(Prompt)
Can you pull out each line of the data below that includes the word "from"?

Chart and figure data
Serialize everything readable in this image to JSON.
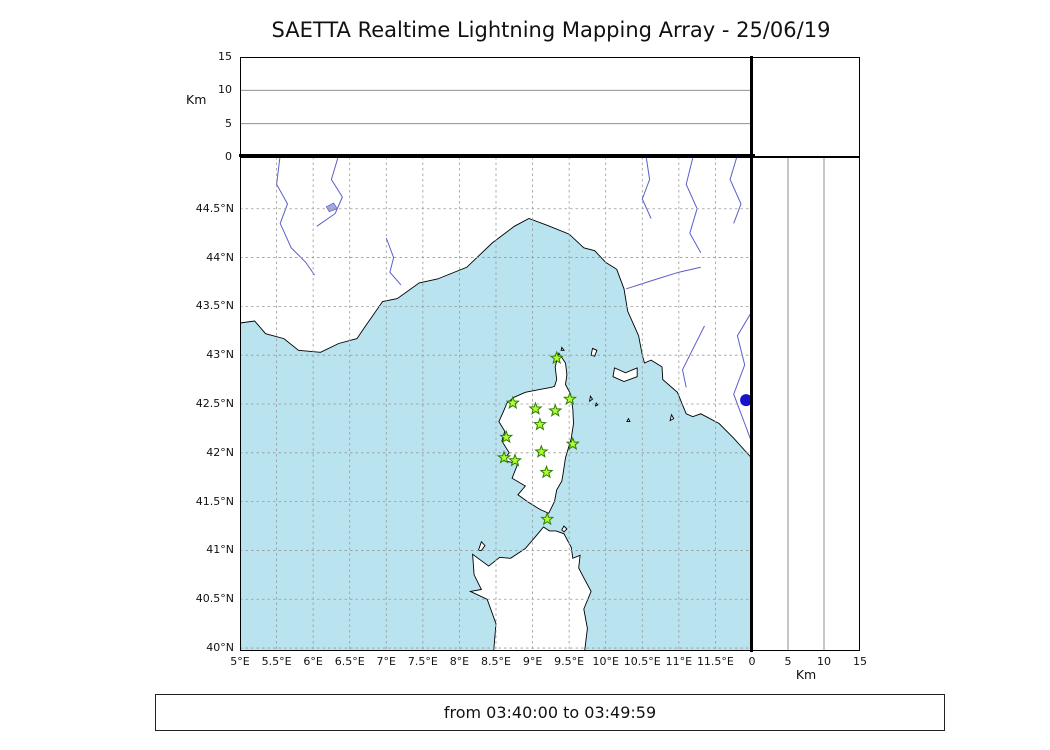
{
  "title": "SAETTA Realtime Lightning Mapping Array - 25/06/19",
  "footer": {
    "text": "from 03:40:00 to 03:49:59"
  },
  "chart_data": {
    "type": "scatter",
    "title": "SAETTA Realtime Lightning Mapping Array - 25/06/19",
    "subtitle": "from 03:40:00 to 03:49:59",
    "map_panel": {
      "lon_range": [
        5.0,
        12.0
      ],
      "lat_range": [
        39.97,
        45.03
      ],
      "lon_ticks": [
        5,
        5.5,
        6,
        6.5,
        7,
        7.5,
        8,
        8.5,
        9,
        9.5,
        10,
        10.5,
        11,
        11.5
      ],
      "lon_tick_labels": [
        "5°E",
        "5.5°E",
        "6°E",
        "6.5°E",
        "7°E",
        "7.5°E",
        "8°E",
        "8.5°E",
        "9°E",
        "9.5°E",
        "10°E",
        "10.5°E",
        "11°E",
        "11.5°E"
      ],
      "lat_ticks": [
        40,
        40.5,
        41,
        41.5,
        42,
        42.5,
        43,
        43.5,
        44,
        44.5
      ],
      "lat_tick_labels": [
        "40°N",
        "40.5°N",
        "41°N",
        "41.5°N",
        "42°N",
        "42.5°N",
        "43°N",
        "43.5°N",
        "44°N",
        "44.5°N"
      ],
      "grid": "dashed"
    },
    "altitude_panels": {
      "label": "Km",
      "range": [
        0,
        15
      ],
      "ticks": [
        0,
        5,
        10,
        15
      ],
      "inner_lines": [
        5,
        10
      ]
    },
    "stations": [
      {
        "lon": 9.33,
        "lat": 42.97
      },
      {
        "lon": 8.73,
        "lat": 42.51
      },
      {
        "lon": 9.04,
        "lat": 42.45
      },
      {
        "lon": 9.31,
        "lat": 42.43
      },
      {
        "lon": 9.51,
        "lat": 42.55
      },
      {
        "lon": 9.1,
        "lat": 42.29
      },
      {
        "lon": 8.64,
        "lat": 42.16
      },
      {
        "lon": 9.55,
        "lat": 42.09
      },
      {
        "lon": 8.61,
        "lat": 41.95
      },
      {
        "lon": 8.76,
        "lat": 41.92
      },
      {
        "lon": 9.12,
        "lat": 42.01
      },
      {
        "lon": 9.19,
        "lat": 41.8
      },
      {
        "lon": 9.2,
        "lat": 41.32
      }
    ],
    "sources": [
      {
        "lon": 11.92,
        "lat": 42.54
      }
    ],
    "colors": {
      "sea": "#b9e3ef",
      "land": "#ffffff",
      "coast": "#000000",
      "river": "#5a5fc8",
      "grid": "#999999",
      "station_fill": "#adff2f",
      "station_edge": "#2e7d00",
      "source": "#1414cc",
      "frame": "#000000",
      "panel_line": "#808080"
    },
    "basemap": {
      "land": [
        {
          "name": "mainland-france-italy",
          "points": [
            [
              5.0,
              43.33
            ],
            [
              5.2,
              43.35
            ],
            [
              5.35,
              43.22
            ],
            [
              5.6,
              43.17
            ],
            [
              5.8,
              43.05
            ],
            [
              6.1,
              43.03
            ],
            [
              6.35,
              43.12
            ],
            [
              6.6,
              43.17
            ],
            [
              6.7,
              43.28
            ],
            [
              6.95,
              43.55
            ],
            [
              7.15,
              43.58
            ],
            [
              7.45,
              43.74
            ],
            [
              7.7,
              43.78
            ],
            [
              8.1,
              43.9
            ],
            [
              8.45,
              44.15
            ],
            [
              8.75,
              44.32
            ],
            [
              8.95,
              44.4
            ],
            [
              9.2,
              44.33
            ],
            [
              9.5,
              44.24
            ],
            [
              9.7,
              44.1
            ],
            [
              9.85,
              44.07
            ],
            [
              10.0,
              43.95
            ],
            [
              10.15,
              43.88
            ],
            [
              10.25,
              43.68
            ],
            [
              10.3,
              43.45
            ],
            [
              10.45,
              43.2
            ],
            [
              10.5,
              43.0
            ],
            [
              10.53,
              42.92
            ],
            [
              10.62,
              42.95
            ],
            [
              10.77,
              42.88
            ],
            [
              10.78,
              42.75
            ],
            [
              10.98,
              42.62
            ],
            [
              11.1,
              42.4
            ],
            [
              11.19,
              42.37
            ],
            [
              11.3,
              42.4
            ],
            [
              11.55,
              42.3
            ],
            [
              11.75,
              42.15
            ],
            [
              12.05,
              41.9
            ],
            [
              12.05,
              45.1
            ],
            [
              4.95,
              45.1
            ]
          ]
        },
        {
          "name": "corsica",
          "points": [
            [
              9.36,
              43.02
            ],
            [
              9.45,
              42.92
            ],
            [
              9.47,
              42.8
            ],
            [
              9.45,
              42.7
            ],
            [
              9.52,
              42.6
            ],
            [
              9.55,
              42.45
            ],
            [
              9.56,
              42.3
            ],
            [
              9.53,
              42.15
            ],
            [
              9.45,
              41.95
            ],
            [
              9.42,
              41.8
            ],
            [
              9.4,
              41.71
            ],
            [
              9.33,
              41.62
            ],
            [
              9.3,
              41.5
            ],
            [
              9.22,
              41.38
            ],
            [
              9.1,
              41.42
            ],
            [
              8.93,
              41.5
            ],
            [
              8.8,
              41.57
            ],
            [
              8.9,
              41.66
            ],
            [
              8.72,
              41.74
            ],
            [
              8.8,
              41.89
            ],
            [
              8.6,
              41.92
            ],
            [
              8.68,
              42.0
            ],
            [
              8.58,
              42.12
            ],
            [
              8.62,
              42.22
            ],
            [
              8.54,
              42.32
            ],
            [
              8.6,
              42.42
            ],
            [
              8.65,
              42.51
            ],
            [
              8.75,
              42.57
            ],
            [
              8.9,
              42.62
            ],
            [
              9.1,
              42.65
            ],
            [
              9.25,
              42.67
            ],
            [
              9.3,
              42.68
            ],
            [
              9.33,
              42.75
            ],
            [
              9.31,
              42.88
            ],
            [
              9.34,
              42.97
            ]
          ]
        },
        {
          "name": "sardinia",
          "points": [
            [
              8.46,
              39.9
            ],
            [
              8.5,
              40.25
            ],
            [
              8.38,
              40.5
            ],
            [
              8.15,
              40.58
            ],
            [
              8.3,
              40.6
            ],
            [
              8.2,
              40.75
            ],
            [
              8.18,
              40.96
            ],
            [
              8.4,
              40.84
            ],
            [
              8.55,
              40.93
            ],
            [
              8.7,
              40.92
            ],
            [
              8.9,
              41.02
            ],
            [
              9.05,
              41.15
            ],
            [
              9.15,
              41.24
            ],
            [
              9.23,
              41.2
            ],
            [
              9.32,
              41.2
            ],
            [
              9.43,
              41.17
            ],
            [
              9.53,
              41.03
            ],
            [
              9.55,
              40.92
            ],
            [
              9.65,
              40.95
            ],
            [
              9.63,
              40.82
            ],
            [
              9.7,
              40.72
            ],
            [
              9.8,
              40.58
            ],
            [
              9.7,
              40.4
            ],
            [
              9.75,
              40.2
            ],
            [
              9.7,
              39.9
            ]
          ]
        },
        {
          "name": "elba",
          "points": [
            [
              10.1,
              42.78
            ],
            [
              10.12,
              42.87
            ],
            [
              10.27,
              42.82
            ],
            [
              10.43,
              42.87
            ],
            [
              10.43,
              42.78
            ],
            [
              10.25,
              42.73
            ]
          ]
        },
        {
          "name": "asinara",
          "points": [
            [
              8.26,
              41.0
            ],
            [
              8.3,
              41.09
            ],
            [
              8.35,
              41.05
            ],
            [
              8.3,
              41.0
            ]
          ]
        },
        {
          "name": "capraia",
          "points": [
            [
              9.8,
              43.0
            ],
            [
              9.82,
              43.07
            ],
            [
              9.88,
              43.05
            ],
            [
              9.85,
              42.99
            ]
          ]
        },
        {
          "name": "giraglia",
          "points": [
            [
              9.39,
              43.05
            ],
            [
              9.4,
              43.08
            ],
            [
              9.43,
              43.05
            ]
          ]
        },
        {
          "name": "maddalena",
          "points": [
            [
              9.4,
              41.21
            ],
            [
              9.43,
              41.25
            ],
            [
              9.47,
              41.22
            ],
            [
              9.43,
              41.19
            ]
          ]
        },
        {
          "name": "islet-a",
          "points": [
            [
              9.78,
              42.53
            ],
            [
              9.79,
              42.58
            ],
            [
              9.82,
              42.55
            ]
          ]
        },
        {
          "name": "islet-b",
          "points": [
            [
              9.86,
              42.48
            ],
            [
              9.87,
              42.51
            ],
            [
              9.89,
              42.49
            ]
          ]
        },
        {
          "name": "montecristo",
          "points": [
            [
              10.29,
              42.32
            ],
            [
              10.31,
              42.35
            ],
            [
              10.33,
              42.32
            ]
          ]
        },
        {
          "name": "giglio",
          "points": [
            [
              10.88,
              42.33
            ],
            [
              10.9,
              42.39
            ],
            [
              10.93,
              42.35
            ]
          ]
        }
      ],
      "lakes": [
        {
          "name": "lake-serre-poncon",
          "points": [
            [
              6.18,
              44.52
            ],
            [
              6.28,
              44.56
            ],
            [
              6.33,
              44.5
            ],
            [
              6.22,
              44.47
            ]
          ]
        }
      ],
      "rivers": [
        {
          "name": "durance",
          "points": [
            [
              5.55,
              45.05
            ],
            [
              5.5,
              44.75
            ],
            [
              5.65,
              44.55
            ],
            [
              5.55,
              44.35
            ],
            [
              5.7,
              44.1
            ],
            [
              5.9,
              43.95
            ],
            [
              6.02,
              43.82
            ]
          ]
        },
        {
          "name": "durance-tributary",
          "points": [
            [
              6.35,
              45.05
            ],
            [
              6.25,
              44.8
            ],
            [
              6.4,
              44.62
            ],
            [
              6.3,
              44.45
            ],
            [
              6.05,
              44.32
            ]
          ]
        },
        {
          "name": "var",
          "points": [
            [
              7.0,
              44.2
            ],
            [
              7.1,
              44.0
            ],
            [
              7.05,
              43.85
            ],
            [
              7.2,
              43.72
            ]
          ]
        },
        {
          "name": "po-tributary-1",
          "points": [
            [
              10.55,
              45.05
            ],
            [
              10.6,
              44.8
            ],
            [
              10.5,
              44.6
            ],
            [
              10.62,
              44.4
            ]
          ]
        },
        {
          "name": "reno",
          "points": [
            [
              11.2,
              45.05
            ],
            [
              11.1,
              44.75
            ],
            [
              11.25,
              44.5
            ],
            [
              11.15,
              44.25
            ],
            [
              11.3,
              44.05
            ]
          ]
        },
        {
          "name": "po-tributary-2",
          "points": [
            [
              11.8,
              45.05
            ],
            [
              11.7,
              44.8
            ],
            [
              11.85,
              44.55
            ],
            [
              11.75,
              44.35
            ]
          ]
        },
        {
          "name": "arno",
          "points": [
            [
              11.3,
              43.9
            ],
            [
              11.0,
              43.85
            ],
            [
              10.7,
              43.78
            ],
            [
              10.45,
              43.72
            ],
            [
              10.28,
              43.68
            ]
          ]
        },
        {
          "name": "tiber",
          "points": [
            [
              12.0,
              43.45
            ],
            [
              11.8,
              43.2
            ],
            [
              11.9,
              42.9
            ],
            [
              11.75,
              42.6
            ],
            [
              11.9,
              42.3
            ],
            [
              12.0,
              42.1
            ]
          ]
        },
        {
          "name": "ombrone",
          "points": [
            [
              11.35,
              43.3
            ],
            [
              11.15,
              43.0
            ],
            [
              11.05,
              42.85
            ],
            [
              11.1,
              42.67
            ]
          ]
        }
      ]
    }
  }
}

(Task answer)
    "text": "from 03:40:00 to 03:49:59"
    "subtitle": "from 03:40:00 to 03:49:59",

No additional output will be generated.